### Written instruction
Everything in the data should be repeated exactly, save for the images.

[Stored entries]
::::::::
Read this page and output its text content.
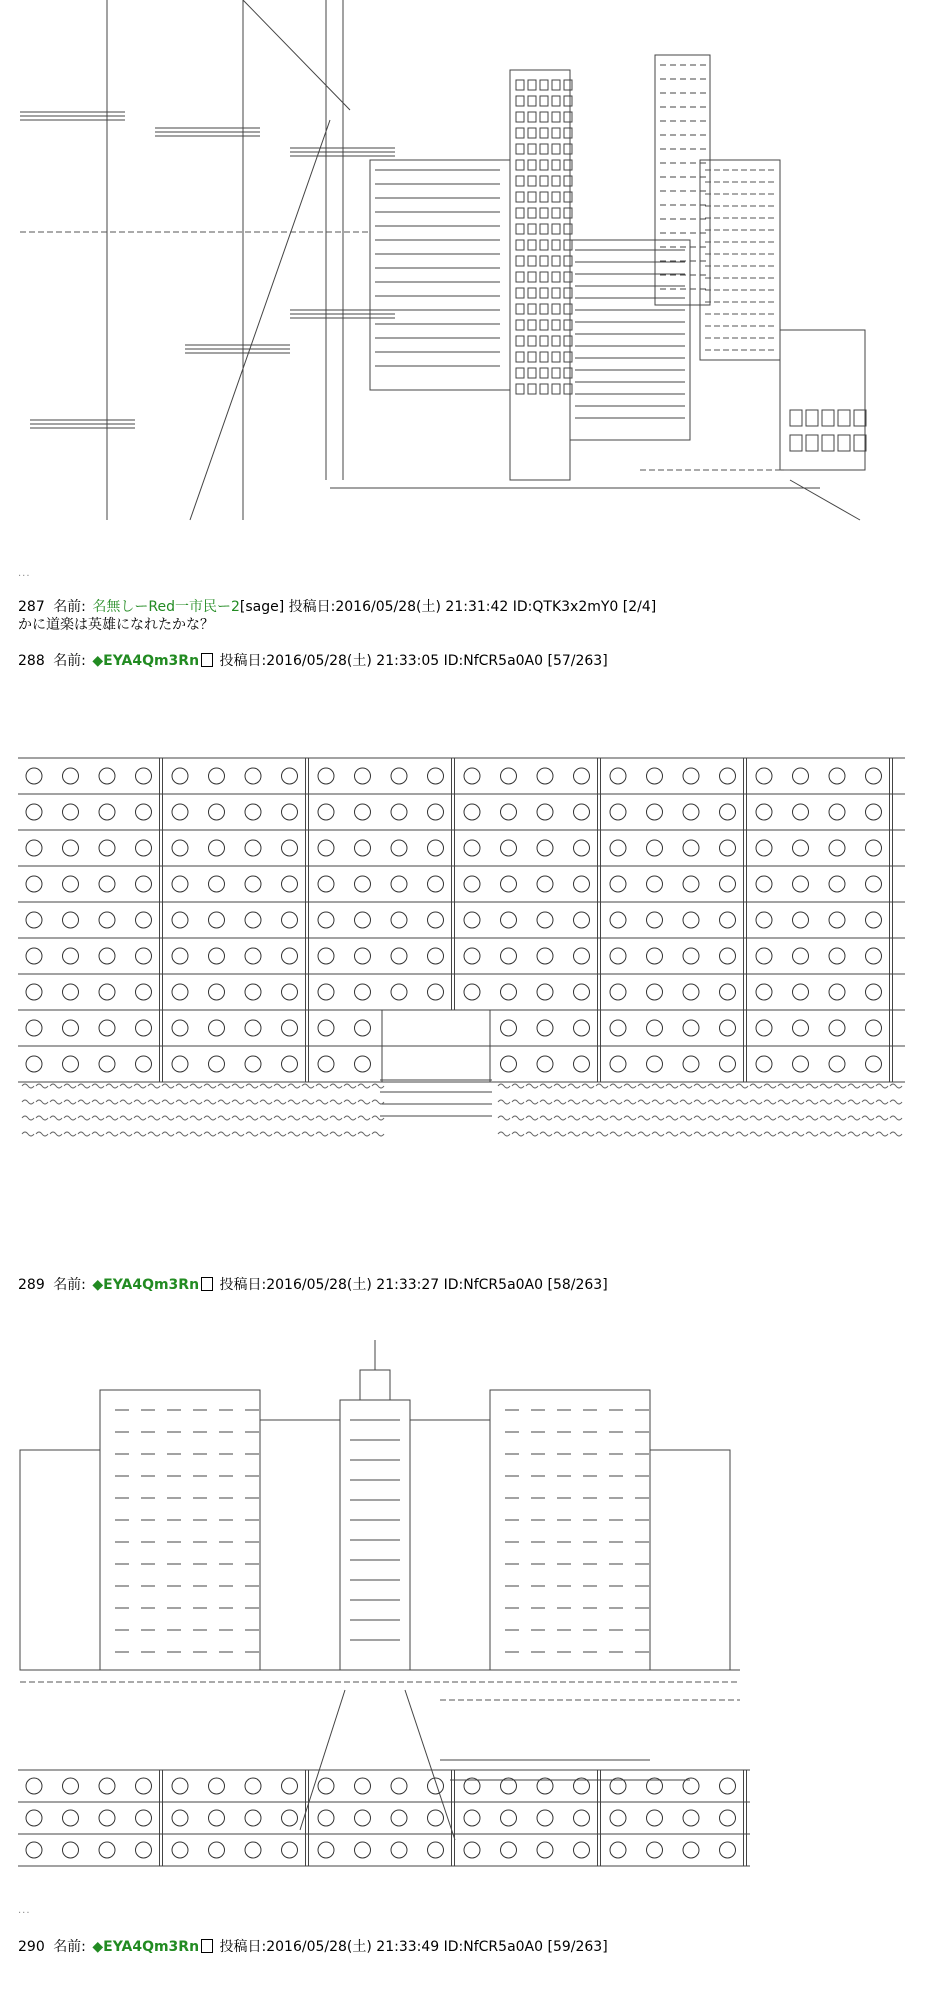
...
287 名前: 名無しーRed一市民ー2[sage] 投稿日:2016/05/28(土) 21:31:42 ID:QTK3x2mY0 [2/4]
かに道楽は英雄になれたかな？
288 名前: ◆EYA4Qm3Rn 投稿日:2016/05/28(土) 21:33:05 ID:NfCR5a0A0 [57/263]
289 名前: ◆EYA4Qm3Rn 投稿日:2016/05/28(土) 21:33:27 ID:NfCR5a0A0 [58/263]
...
290 名前: ◆EYA4Qm3Rn 投稿日:2016/05/28(土) 21:33:49 ID:NfCR5a0A0 [59/263]
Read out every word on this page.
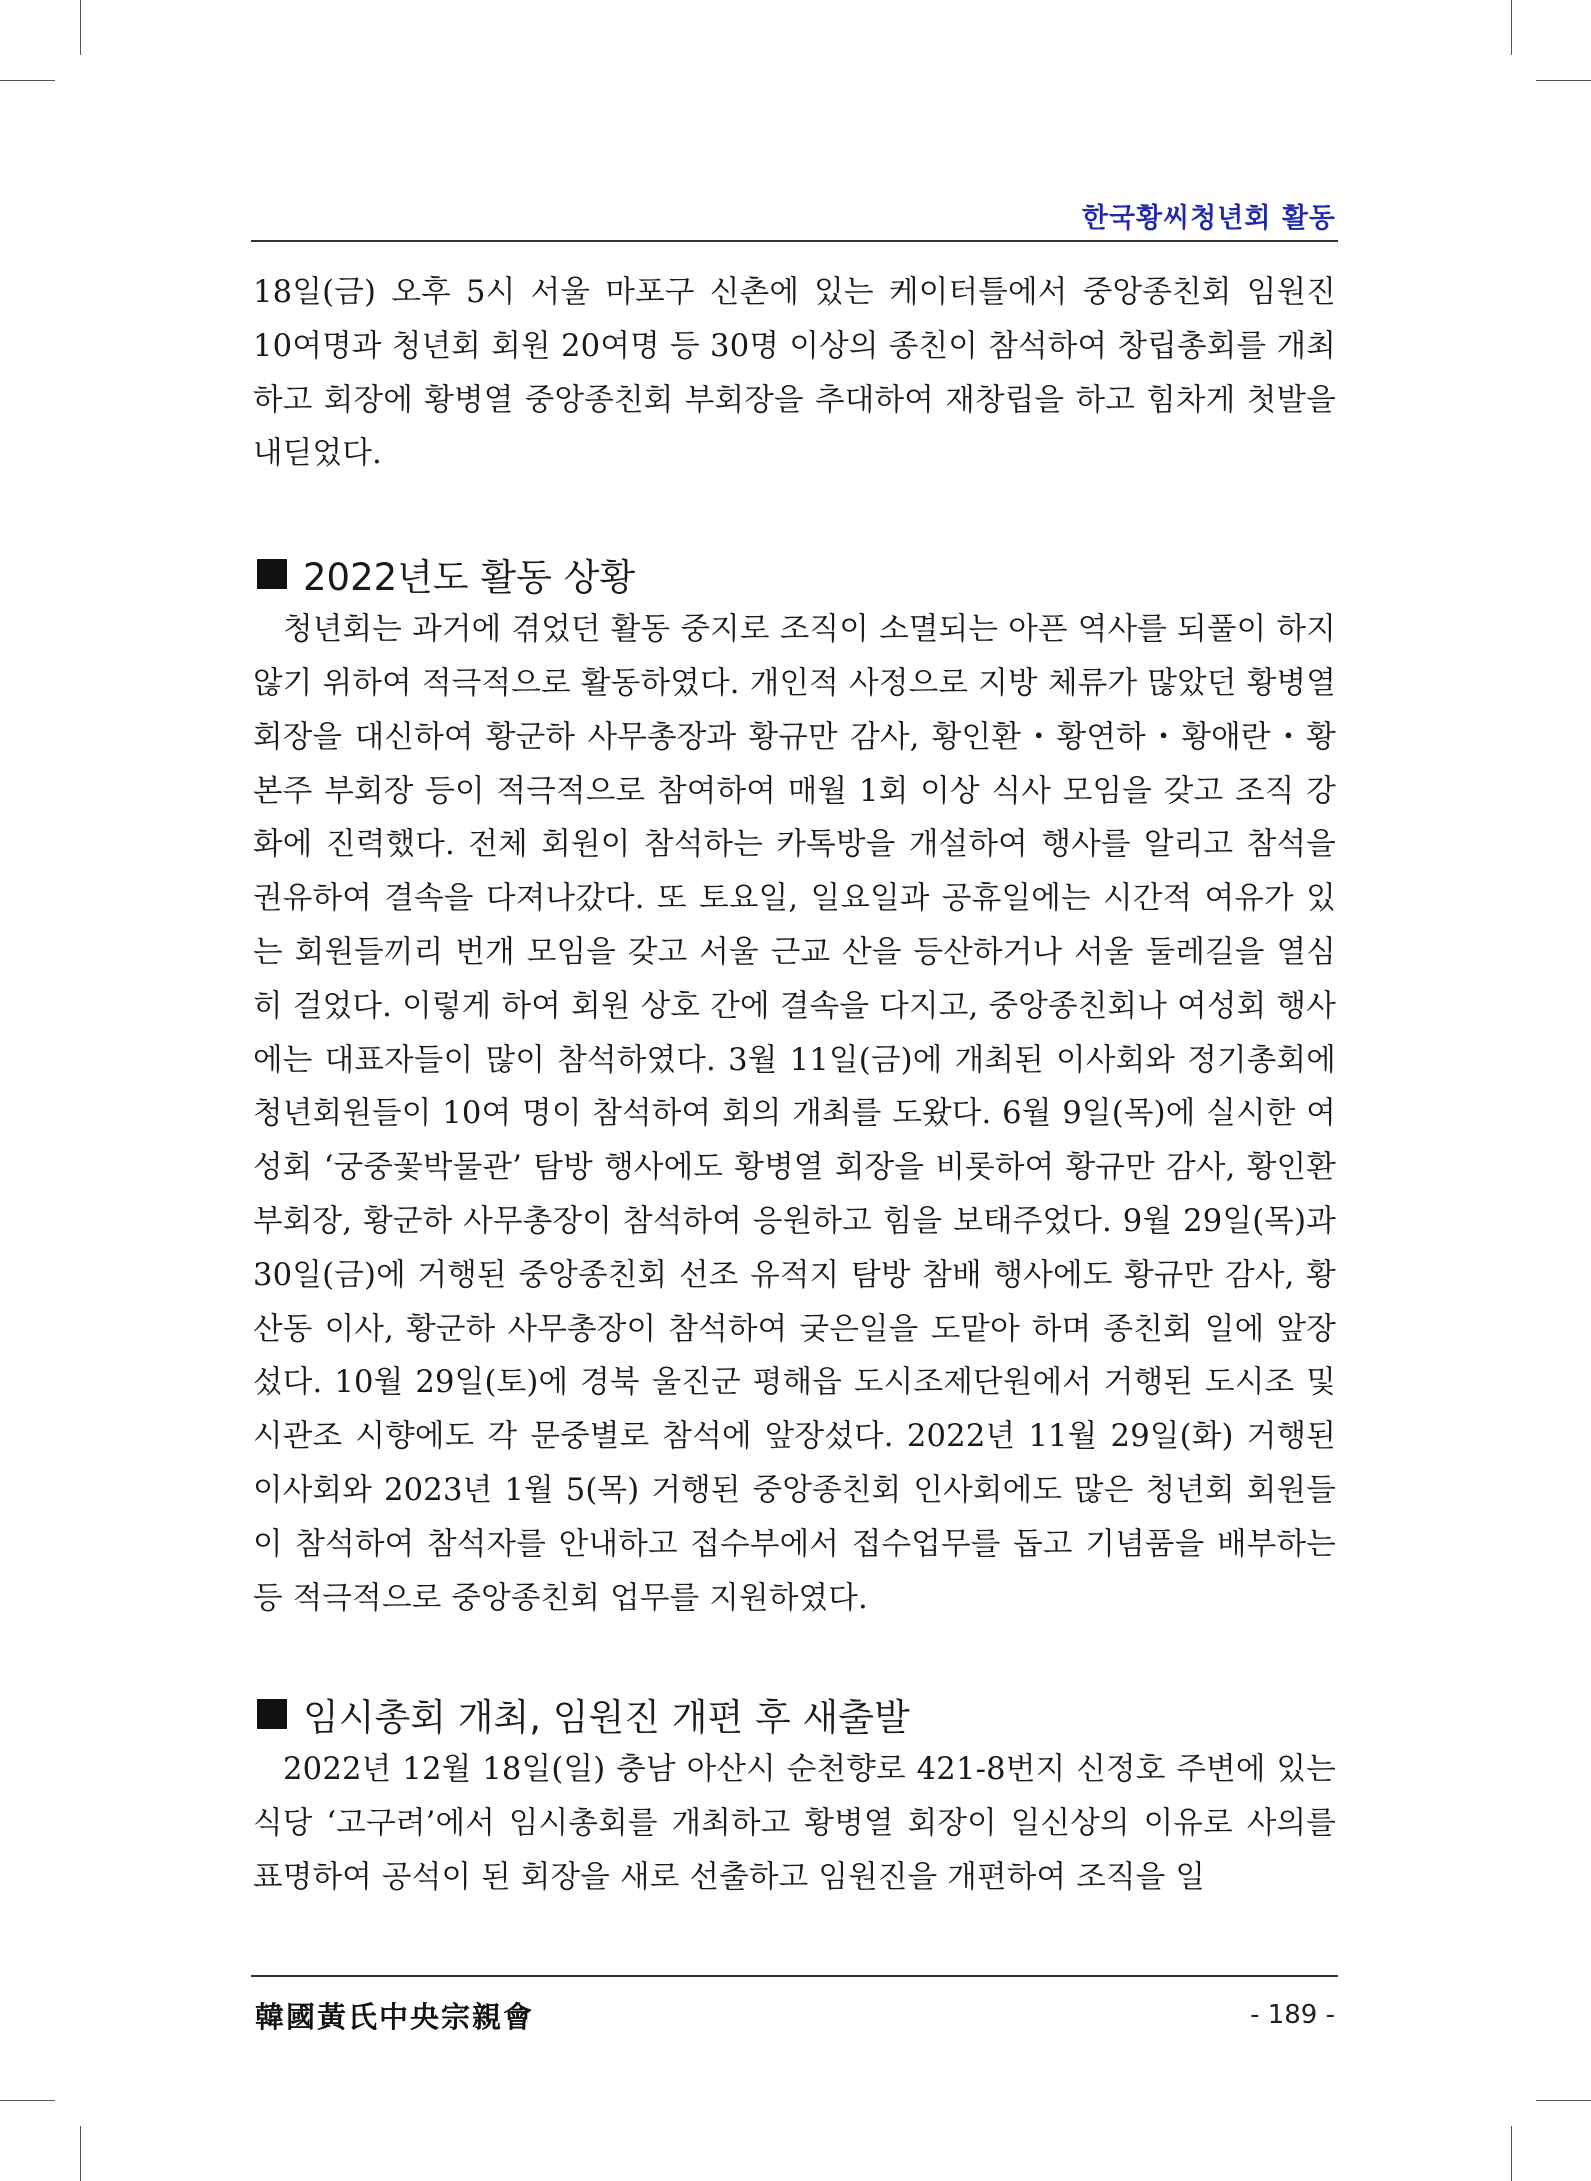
한국황씨청년회 활동

18일(금) 오후 5시 서울 마포구 신촌에 있는 케이터틀에서 중앙종친회 임원진 10여명과 청년회 회원 20여명 등 30명 이상의 종친이 참석하여 창립총회를 개최하고 회장에 황병열 중앙종친회 부회장을 추대하여 재창립을 하고 힘차게 첫발을 내딛었다.

2022년도 활동 상황

청년회는 과거에 겪었던 활동 중지로 조직이 소멸되는 아픈 역사를 되풀이 하지 않기 위하여 적극적으로 활동하였다. 개인적 사정으로 지방 체류가 많았던 황병열 회장을 대신하여 황군하 사무총장과 황규만 감사, 황인환・황연하・황애란・황본주 부회장 등이 적극적으로 참여하여 매월 1회 이상 식사 모임을 갖고 조직 강화에 진력했다. 전체 회원이 참석하는 카톡방을 개설하여 행사를 알리고 참석을 권유하여 결속을 다져나갔다. 또 토요일, 일요일과 공휴일에는 시간적 여유가 있는 회원들끼리 번개 모임을 갖고 서울 근교 산을 등산하거나 서울 둘레길을 열심히 걸었다. 이렇게 하여 회원 상호 간에 결속을 다지고, 중앙종친회나 여성회 행사에는 대표자들이 많이 참석하였다. 3월 11일(금)에 개최된 이사회와 정기총회에 청년회원들이 10여 명이 참석하여 회의 개최를 도왔다. 6월 9일(목)에 실시한 여성회 ‘궁중꽃박물관’ 탐방 행사에도 황병열 회장을 비롯하여 황규만 감사, 황인환 부회장, 황군하 사무총장이 참석하여 응원하고 힘을 보태주었다. 9월 29일(목)과 30일(금)에 거행된 중앙종친회 선조 유적지 탐방 참배 행사에도 황규만 감사, 황산동 이사, 황군하 사무총장이 참석하여 궂은일을 도맡아 하며 종친회 일에 앞장섰다. 10월 29일(토)에 경북 울진군 평해읍 도시조제단원에서 거행된 도시조 및 시관조 시향에도 각 문중별로 참석에 앞장섰다. 2022년 11월 29일(화) 거행된 이사회와 2023년 1월 5(목) 거행된 중앙종친회 인사회에도 많은 청년회 회원들이 참석하여 참석자를 안내하고 접수부에서 접수업무를 돕고 기념품을 배부하는 등 적극적으로 중앙종친회 업무를 지원하였다.

임시총회 개최, 임원진 개편 후 새출발

2022년 12월 18일(일) 충남 아산시 순천향로 421-8번지 신정호 주변에 있는 식당 ‘고구려’에서 임시총회를 개최하고 황병열 회장이 일신상의 이유로 사의를 표명하여 공석이 된 회장을 새로 선출하고 임원진을 개편하여 조직을 일

韓國黃氏中央宗親會	- 189 -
::::::::
### Exercise result
Read this page and output its text content.
...
287 名前: 名無しーRed一市民ー2[sage] 投稿日:2016/05/28(土) 21:31:42 ID:QTK3x2mY0 [2/4]
かに道楽は英雄になれたかな？
288 名前: ◆EYA4Qm3Rn 投稿日:2016/05/28(土) 21:33:05 ID:NfCR5a0A0 [57/263]
289 名前: ◆EYA4Qm3Rn 投稿日:2016/05/28(土) 21:33:27 ID:NfCR5a0A0 [58/263]
...
290 名前: ◆EYA4Qm3Rn 投稿日:2016/05/28(土) 21:33:49 ID:NfCR5a0A0 [59/263]
Read out every word on this page.
한국황씨청년회 활동

18일(금) 오후 5시 서울 마포구 신촌에 있는 케이터틀에서 중앙종친회 임원진 10여명과 청년회 회원 20여명 등 30명 이상의 종친이 참석하여 창립총회를 개최하고 회장에 황병열 중앙종친회 부회장을 추대하여 재창립을 하고 힘차게 첫발을 내딛었다.

2022년도 활동 상황

청년회는 과거에 겪었던 활동 중지로 조직이 소멸되는 아픈 역사를 되풀이 하지 않기 위하여 적극적으로 활동하였다. 개인적 사정으로 지방 체류가 많았던 황병열 회장을 대신하여 황군하 사무총장과 황규만 감사, 황인환・황연하・황애란・황본주 부회장 등이 적극적으로 참여하여 매월 1회 이상 식사 모임을 갖고 조직 강화에 진력했다. 전체 회원이 참석하는 카톡방을 개설하여 행사를 알리고 참석을 권유하여 결속을 다져나갔다. 또 토요일, 일요일과 공휴일에는 시간적 여유가 있는 회원들끼리 번개 모임을 갖고 서울 근교 산을 등산하거나 서울 둘레길을 열심히 걸었다. 이렇게 하여 회원 상호 간에 결속을 다지고, 중앙종친회나 여성회 행사에는 대표자들이 많이 참석하였다. 3월 11일(금)에 개최된 이사회와 정기총회에 청년회원들이 10여 명이 참석하여 회의 개최를 도왔다. 6월 9일(목)에 실시한 여성회 ‘궁중꽃박물관’ 탐방 행사에도 황병열 회장을 비롯하여 황규만 감사, 황인환 부회장, 황군하 사무총장이 참석하여 응원하고 힘을 보태주었다. 9월 29일(목)과 30일(금)에 거행된 중앙종친회 선조 유적지 탐방 참배 행사에도 황규만 감사, 황산동 이사, 황군하 사무총장이 참석하여 궂은일을 도맡아 하며 종친회 일에 앞장섰다. 10월 29일(토)에 경북 울진군 평해읍 도시조제단원에서 거행된 도시조 및 시관조 시향에도 각 문중별로 참석에 앞장섰다. 2022년 11월 29일(화) 거행된 이사회와 2023년 1월 5(목) 거행된 중앙종친회 인사회에도 많은 청년회 회원들이 참석하여 참석자를 안내하고 접수부에서 접수업무를 돕고 기념품을 배부하는 등 적극적으로 중앙종친회 업무를 지원하였다.

임시총회 개최, 임원진 개편 후 새출발

2022년 12월 18일(일) 충남 아산시 순천향로 421-8번지 신정호 주변에 있는 식당 ‘고구려’에서 임시총회를 개최하고 황병열 회장이 일신상의 이유로 사의를 표명하여 공석이 된 회장을 새로 선출하고 임원진을 개편하여 조직을 일

韓國黃氏中央宗親會	- 189 -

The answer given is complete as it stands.